| Stored records |
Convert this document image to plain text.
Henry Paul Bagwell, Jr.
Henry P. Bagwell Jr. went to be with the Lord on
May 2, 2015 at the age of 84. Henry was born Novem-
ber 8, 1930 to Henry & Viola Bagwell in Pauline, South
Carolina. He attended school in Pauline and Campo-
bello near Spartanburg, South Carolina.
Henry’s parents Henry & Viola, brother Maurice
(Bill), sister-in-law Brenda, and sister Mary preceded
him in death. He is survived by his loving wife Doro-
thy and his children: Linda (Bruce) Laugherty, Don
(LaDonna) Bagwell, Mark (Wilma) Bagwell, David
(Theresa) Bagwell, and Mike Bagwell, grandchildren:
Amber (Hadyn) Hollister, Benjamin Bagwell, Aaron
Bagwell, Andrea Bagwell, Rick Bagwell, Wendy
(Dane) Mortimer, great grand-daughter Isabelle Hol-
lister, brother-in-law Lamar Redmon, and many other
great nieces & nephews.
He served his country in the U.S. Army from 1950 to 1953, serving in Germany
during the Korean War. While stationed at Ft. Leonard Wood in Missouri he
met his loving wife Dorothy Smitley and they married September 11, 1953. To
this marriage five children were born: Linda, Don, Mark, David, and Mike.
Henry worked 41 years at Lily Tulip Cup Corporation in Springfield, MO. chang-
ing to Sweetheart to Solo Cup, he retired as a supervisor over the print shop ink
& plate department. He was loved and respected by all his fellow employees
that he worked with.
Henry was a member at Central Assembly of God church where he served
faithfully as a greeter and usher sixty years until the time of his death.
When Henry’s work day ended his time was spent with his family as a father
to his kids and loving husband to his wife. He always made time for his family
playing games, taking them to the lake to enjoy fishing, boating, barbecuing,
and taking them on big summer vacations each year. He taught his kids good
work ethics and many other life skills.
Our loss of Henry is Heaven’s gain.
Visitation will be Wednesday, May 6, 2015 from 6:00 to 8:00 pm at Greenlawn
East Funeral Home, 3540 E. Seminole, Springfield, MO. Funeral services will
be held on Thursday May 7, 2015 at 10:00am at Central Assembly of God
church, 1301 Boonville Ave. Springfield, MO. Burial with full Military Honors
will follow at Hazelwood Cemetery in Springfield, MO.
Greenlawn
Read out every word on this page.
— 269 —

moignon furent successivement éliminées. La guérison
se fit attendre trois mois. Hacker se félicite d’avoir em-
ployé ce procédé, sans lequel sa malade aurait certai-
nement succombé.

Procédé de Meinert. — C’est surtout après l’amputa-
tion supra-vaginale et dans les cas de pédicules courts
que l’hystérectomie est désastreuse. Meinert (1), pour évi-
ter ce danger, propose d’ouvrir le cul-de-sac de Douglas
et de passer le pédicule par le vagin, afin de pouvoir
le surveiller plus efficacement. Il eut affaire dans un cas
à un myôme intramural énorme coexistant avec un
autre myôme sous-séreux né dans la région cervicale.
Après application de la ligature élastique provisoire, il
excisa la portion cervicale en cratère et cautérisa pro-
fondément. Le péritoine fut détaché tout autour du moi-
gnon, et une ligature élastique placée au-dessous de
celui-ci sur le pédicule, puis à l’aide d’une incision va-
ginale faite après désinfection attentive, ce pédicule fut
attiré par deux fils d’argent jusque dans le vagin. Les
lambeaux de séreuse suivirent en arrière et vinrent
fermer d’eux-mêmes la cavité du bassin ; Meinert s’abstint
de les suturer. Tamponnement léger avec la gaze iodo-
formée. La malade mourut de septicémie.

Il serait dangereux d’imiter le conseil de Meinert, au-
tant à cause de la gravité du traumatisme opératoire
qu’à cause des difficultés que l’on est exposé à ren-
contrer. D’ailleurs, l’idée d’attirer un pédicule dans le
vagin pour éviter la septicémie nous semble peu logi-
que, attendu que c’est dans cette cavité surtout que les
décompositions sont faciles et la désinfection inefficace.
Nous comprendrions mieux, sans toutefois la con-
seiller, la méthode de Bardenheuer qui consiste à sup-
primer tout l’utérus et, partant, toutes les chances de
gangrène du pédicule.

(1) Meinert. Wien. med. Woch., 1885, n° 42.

| Stated exercise |
Check every line of the data above for the string "death", and copy those that have it.

| Worked answer |
him in death. He is survived by his loving wife Doro-
faithfully as a greeter and usher sixty years until the time of his death.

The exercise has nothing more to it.